• **WHAT TO WORK ON**
All entries are to be given again verbatim.

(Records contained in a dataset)

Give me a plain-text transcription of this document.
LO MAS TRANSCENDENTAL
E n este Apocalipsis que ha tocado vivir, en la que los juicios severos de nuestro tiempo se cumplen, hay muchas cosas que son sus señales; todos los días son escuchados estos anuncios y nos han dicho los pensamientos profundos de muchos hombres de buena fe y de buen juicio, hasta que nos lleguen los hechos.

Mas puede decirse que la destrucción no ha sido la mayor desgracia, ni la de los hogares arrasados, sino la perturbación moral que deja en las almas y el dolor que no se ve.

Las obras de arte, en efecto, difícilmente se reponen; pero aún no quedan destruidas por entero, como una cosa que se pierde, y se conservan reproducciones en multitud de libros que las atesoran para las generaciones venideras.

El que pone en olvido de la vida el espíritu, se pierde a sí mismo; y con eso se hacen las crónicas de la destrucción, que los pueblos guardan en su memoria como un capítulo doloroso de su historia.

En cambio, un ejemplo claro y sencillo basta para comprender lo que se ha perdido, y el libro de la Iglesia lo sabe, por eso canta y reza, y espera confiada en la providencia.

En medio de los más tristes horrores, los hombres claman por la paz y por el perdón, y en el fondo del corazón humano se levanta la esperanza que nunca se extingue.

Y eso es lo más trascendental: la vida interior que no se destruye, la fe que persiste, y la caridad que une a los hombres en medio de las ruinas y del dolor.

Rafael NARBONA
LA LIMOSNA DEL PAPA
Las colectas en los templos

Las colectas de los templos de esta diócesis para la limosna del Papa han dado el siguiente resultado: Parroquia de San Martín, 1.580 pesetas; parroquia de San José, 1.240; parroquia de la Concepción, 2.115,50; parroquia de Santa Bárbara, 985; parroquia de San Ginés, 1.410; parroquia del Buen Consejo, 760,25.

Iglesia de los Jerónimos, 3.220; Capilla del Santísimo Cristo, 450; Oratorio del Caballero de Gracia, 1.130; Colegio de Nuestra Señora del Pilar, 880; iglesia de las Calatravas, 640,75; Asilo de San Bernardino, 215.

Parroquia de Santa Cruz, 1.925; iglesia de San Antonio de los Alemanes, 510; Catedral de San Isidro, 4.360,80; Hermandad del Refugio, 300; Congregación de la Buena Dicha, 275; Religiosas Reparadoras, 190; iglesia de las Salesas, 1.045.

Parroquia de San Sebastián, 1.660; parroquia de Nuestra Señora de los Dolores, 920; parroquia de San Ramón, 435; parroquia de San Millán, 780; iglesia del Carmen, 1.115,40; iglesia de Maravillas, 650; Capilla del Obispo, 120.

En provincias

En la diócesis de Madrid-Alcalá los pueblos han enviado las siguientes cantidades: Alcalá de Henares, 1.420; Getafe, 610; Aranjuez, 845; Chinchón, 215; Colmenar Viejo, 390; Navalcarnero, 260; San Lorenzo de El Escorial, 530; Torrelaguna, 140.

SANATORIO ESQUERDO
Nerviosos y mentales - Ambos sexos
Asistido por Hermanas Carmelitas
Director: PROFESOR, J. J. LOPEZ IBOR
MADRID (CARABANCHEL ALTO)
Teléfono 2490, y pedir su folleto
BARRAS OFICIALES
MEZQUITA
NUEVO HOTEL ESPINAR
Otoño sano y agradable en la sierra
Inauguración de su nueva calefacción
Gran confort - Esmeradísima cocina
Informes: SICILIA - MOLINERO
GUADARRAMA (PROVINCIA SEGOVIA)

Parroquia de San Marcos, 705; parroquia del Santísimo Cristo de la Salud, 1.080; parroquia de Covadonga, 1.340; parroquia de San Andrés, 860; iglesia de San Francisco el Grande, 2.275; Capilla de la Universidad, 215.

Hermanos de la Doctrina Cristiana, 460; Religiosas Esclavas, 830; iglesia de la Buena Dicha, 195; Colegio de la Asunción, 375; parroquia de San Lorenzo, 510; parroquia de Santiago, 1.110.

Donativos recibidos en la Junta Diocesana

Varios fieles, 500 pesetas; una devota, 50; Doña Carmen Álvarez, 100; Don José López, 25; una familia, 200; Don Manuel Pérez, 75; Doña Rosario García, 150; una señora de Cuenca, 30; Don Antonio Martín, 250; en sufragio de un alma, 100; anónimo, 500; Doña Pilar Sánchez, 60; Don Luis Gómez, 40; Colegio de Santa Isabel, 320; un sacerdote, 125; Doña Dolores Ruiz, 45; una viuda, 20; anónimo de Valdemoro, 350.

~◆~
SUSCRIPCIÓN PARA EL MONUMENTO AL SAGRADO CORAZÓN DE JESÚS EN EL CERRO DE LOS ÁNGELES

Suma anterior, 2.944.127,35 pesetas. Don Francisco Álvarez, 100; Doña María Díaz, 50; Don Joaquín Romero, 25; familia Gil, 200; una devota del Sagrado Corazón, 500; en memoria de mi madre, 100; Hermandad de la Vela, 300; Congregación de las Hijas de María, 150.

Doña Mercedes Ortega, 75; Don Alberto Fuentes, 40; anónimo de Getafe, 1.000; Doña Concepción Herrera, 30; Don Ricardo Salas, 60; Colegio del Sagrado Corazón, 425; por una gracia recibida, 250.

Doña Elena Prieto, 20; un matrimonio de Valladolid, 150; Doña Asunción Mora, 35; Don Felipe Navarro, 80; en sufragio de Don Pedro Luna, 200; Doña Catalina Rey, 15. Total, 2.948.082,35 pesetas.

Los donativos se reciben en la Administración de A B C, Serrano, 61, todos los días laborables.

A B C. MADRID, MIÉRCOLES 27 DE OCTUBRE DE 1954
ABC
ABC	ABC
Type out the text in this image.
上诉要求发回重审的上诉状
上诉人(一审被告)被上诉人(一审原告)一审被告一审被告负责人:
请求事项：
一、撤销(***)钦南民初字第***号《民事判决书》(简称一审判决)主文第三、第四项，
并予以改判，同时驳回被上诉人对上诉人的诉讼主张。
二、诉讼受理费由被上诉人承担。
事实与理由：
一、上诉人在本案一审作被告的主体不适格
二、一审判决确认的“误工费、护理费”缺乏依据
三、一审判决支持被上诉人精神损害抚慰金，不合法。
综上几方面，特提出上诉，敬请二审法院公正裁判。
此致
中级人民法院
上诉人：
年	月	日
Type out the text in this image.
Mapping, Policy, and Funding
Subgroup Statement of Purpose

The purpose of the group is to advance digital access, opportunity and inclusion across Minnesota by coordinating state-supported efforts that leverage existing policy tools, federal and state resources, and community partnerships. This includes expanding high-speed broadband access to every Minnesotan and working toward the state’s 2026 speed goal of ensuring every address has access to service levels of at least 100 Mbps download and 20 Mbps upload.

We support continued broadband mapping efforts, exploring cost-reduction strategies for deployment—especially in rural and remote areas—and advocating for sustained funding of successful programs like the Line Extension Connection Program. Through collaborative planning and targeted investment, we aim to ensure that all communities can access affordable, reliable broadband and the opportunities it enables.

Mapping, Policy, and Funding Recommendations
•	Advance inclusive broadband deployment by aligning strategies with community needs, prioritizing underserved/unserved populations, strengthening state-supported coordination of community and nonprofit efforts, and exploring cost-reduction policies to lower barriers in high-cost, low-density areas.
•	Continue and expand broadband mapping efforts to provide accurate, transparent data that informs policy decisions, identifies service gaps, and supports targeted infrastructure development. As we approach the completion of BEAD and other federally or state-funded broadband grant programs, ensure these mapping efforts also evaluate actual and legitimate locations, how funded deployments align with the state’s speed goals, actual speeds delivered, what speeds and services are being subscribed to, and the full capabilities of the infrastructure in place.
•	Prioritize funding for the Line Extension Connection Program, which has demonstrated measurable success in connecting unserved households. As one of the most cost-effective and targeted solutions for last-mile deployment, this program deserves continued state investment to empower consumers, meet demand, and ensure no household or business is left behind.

• **IN RESPONSE**
Give me a plain-text transcription of this document.
LO MAS TRANSCENDENTAL
E n este Apocalipsis que ha tocado vivir, en la que los juicios severos de nuestro tiempo se cumplen, hay muchas cosas que son sus señales; todos los días son escuchados estos anuncios y nos han dicho los pensamientos profundos de muchos hombres de buena fe y de buen juicio, hasta que nos lleguen los hechos.

Mas puede decirse que la destrucción no ha sido la mayor desgracia, ni la de los hogares arrasados, sino la perturbación moral que deja en las almas y el dolor que no se ve.

Las obras de arte, en efecto, difícilmente se reponen; pero aún no quedan destruidas por entero, como una cosa que se pierde, y se conservan reproducciones en multitud de libros que las atesoran para las generaciones venideras.

El que pone en olvido de la vida el espíritu, se pierde a sí mismo; y con eso se hacen las crónicas de la destrucción, que los pueblos guardan en su memoria como un capítulo doloroso de su historia.

En cambio, un ejemplo claro y sencillo basta para comprender lo que se ha perdido, y el libro de la Iglesia lo sabe, por eso canta y reza, y espera confiada en la providencia.

En medio de los más tristes horrores, los hombres claman por la paz y por el perdón, y en el fondo del corazón humano se levanta la esperanza que nunca se extingue.

Y eso es lo más trascendental: la vida interior que no se destruye, la fe que persiste, y la caridad que une a los hombres en medio de las ruinas y del dolor.

Rafael NARBONA
LA LIMOSNA DEL PAPA
Las colectas en los templos

Las colectas de los templos de esta diócesis para la limosna del Papa han dado el siguiente resultado: Parroquia de San Martín, 1.580 pesetas; parroquia de San José, 1.240; parroquia de la Concepción, 2.115,50; parroquia de Santa Bárbara, 985; parroquia de San Ginés, 1.410; parroquia del Buen Consejo, 760,25.

Iglesia de los Jerónimos, 3.220; Capilla del Santísimo Cristo, 450; Oratorio del Caballero de Gracia, 1.130; Colegio de Nuestra Señora del Pilar, 880; iglesia de las Calatravas, 640,75; Asilo de San Bernardino, 215.

Parroquia de Santa Cruz, 1.925; iglesia de San Antonio de los Alemanes, 510; Catedral de San Isidro, 4.360,80; Hermandad del Refugio, 300; Congregación de la Buena Dicha, 275; Religiosas Reparadoras, 190; iglesia de las Salesas, 1.045.

Parroquia de San Sebastián, 1.660; parroquia de Nuestra Señora de los Dolores, 920; parroquia de San Ramón, 435; parroquia de San Millán, 780; iglesia del Carmen, 1.115,40; iglesia de Maravillas, 650; Capilla del Obispo, 120.

En provincias

En la diócesis de Madrid-Alcalá los pueblos han enviado las siguientes cantidades: Alcalá de Henares, 1.420; Getafe, 610; Aranjuez, 845; Chinchón, 215; Colmenar Viejo, 390; Navalcarnero, 260; San Lorenzo de El Escorial, 530; Torrelaguna, 140.

SANATORIO ESQUERDO
Nerviosos y mentales - Ambos sexos
Asistido por Hermanas Carmelitas
Director: PROFESOR, J. J. LOPEZ IBOR
MADRID (CARABANCHEL ALTO)
Teléfono 2490, y pedir su folleto
BARRAS OFICIALES
MEZQUITA
NUEVO HOTEL ESPINAR
Otoño sano y agradable en la sierra
Inauguración de su nueva calefacción
Gran confort - Esmeradísima cocina
Informes: SICILIA - MOLINERO
GUADARRAMA (PROVINCIA SEGOVIA)

Parroquia de San Marcos, 705; parroquia del Santísimo Cristo de la Salud, 1.080; parroquia de Covadonga, 1.340; parroquia de San Andrés, 860; iglesia de San Francisco el Grande, 2.275; Capilla de la Universidad, 215.

Hermanos de la Doctrina Cristiana, 460; Religiosas Esclavas, 830; iglesia de la Buena Dicha, 195; Colegio de la Asunción, 375; parroquia de San Lorenzo, 510; parroquia de Santiago, 1.110.

Donativos recibidos en la Junta Diocesana

Varios fieles, 500 pesetas; una devota, 50; Doña Carmen Álvarez, 100; Don José López, 25; una familia, 200; Don Manuel Pérez, 75; Doña Rosario García, 150; una señora de Cuenca, 30; Don Antonio Martín, 250; en sufragio de un alma, 100; anónimo, 500; Doña Pilar Sánchez, 60; Don Luis Gómez, 40; Colegio de Santa Isabel, 320; un sacerdote, 125; Doña Dolores Ruiz, 45; una viuda, 20; anónimo de Valdemoro, 350.

~◆~
SUSCRIPCIÓN PARA EL MONUMENTO AL SAGRADO CORAZÓN DE JESÚS EN EL CERRO DE LOS ÁNGELES

Suma anterior, 2.944.127,35 pesetas. Don Francisco Álvarez, 100; Doña María Díaz, 50; Don Joaquín Romero, 25; familia Gil, 200; una devota del Sagrado Corazón, 500; en memoria de mi madre, 100; Hermandad de la Vela, 300; Congregación de las Hijas de María, 150.

Doña Mercedes Ortega, 75; Don Alberto Fuentes, 40; anónimo de Getafe, 1.000; Doña Concepción Herrera, 30; Don Ricardo Salas, 60; Colegio del Sagrado Corazón, 425; por una gracia recibida, 250.

Doña Elena Prieto, 20; un matrimonio de Valladolid, 150; Doña Asunción Mora, 35; Don Felipe Navarro, 80; en sufragio de Don Pedro Luna, 200; Doña Catalina Rey, 15. Total, 2.948.082,35 pesetas.

Los donativos se reciben en la Administración de A B C, Serrano, 61, todos los días laborables.

A B C. MADRID, MIÉRCOLES 27 DE OCTUBRE DE 1954
ABC
ABC	ABC
Type out the text in this image.
上诉要求发回重审的上诉状
上诉人(一审被告)被上诉人(一审原告)一审被告一审被告负责人:
请求事项：
一、撤销(***)钦南民初字第***号《民事判决书》(简称一审判决)主文第三、第四项，
并予以改判，同时驳回被上诉人对上诉人的诉讼主张。
二、诉讼受理费由被上诉人承担。
事实与理由：
一、上诉人在本案一审作被告的主体不适格
二、一审判决确认的“误工费、护理费”缺乏依据
三、一审判决支持被上诉人精神损害抚慰金，不合法。
综上几方面，特提出上诉，敬请二审法院公正裁判。
此致
中级人民法院
上诉人：
年	月	日
Type out the text in this image.
Mapping, Policy, and Funding
Subgroup Statement of Purpose

The purpose of the group is to advance digital access, opportunity and inclusion across Minnesota by coordinating state-supported efforts that leverage existing policy tools, federal and state resources, and community partnerships. This includes expanding high-speed broadband access to every Minnesotan and working toward the state’s 2026 speed goal of ensuring every address has access to service levels of at least 100 Mbps download and 20 Mbps upload.

We support continued broadband mapping efforts, exploring cost-reduction strategies for deployment—especially in rural and remote areas—and advocating for sustained funding of successful programs like the Line Extension Connection Program. Through collaborative planning and targeted investment, we aim to ensure that all communities can access affordable, reliable broadband and the opportunities it enables.

Mapping, Policy, and Funding Recommendations
•	Advance inclusive broadband deployment by aligning strategies with community needs, prioritizing underserved/unserved populations, strengthening state-supported coordination of community and nonprofit efforts, and exploring cost-reduction policies to lower barriers in high-cost, low-density areas.
•	Continue and expand broadband mapping efforts to provide accurate, transparent data that informs policy decisions, identifies service gaps, and supports targeted infrastructure development. As we approach the completion of BEAD and other federally or state-funded broadband grant programs, ensure these mapping efforts also evaluate actual and legitimate locations, how funded deployments align with the state’s speed goals, actual speeds delivered, what speeds and services are being subscribed to, and the full capabilities of the infrastructure in place.
•	Prioritize funding for the Line Extension Connection Program, which has demonstrated measurable success in connecting unserved households. As one of the most cost-effective and targeted solutions for last-mile deployment, this program deserves continued state investment to empower consumers, meet demand, and ensure no household or business is left behind.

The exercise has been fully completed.